(Stored entries)
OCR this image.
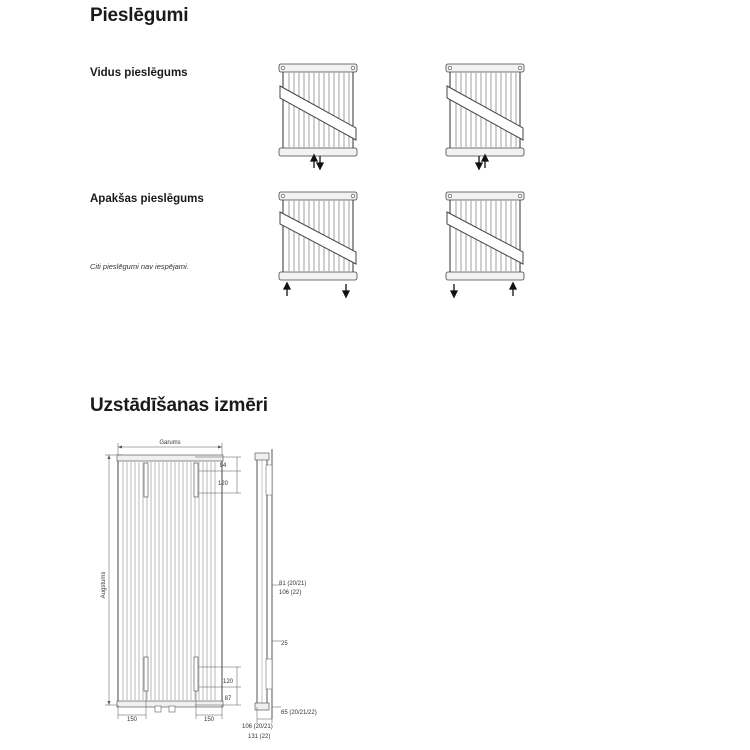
Pieslēgumi
Vidus pieslēgums
Apakšas pieslēgums
Citi pieslēgumi nav iespējami.
Uzstādīšanas izmēri
Garums
Augstums
94
120
120
87
150	150
81 (20/21)
106 (22)
25
65 (20/21/22)
106 (20/21)
131 (22)
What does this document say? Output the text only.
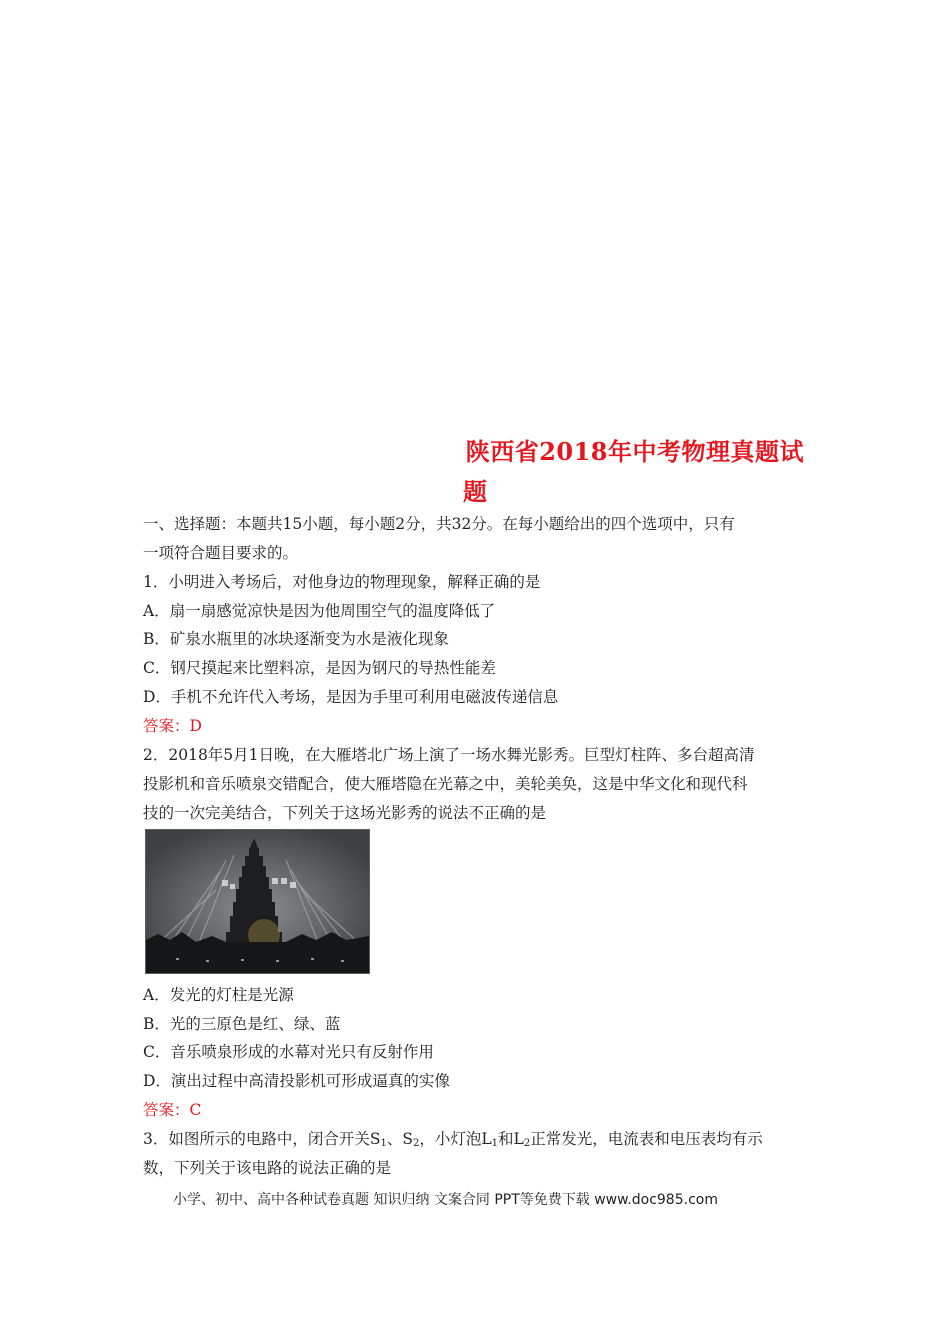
陕西省2018年中考物理真题试
题
一、选择题：本题共15小题，每小题2分，共32分。在每小题给出的四个选项中，只有
一项符合题目要求的。
1．小明进入考场后，对他身边的物理现象，解释正确的是
A．扇一扇感觉凉快是因为他周围空气的温度降低了
B．矿泉水瓶里的冰块逐渐变为水是液化现象
C．钢尺摸起来比塑料凉，是因为钢尺的导热性能差
D．手机不允许代入考场，是因为手里可利用电磁波传递信息
答案：D
2．2018年5月1日晚，在大雁塔北广场上演了一场水舞光影秀。巨型灯柱阵、多台超高清
投影机和音乐喷泉交错配合，使大雁塔隐在光幕之中，美轮美奂，这是中华文化和现代科
技的一次完美结合，下列关于这场光影秀的说法不正确的是
A．发光的灯柱是光源
B．光的三原色是红、绿、蓝
C．音乐喷泉形成的水幕对光只有反射作用
D．演出过程中高清投影机可形成逼真的实像
答案：C
3．如图所示的电路中，闭合开关$S_1$、$S_2$，小灯泡$L_1$和$L_2$正常发光，电流表和电压表均有示
数，下列关于该电路的说法正确的是
小学、初中、高中各种试卷真题 知识归纳 文案合同 PPT等免费下载 www.doc985.com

Task requirements
Set down every entry word for word, but omit the pictures.

Answer below
OCR this image.
Pieslēgumi
Vidus pieslēgums
Apakšas pieslēgums
Citi pieslēgumi nav iespējami.
Uzstādīšanas izmēri
Garums
Augstums
94
120
120
87
150	150
81 (20/21)
106 (22)
25
65 (20/21/22)
106 (20/21)
131 (22)
What does this document say? Output the text only.
陕西省2018年中考物理真题试
题
一、选择题：本题共15小题，每小题2分，共32分。在每小题给出的四个选项中，只有
一项符合题目要求的。
1．小明进入考场后，对他身边的物理现象，解释正确的是
A．扇一扇感觉凉快是因为他周围空气的温度降低了
B．矿泉水瓶里的冰块逐渐变为水是液化现象
C．钢尺摸起来比塑料凉，是因为钢尺的导热性能差
D．手机不允许代入考场，是因为手里可利用电磁波传递信息
答案：D
2．2018年5月1日晚，在大雁塔北广场上演了一场水舞光影秀。巨型灯柱阵、多台超高清
投影机和音乐喷泉交错配合，使大雁塔隐在光幕之中，美轮美奂，这是中华文化和现代科
技的一次完美结合，下列关于这场光影秀的说法不正确的是
A．发光的灯柱是光源
B．光的三原色是红、绿、蓝
C．音乐喷泉形成的水幕对光只有反射作用
D．演出过程中高清投影机可形成逼真的实像
答案：C
3．如图所示的电路中，闭合开关$S_1$、$S_2$，小灯泡$L_1$和$L_2$正常发光，电流表和电压表均有示
数，下列关于该电路的说法正确的是
小学、初中、高中各种试卷真题 知识归纳 文案合同 PPT等免费下载 www.doc985.com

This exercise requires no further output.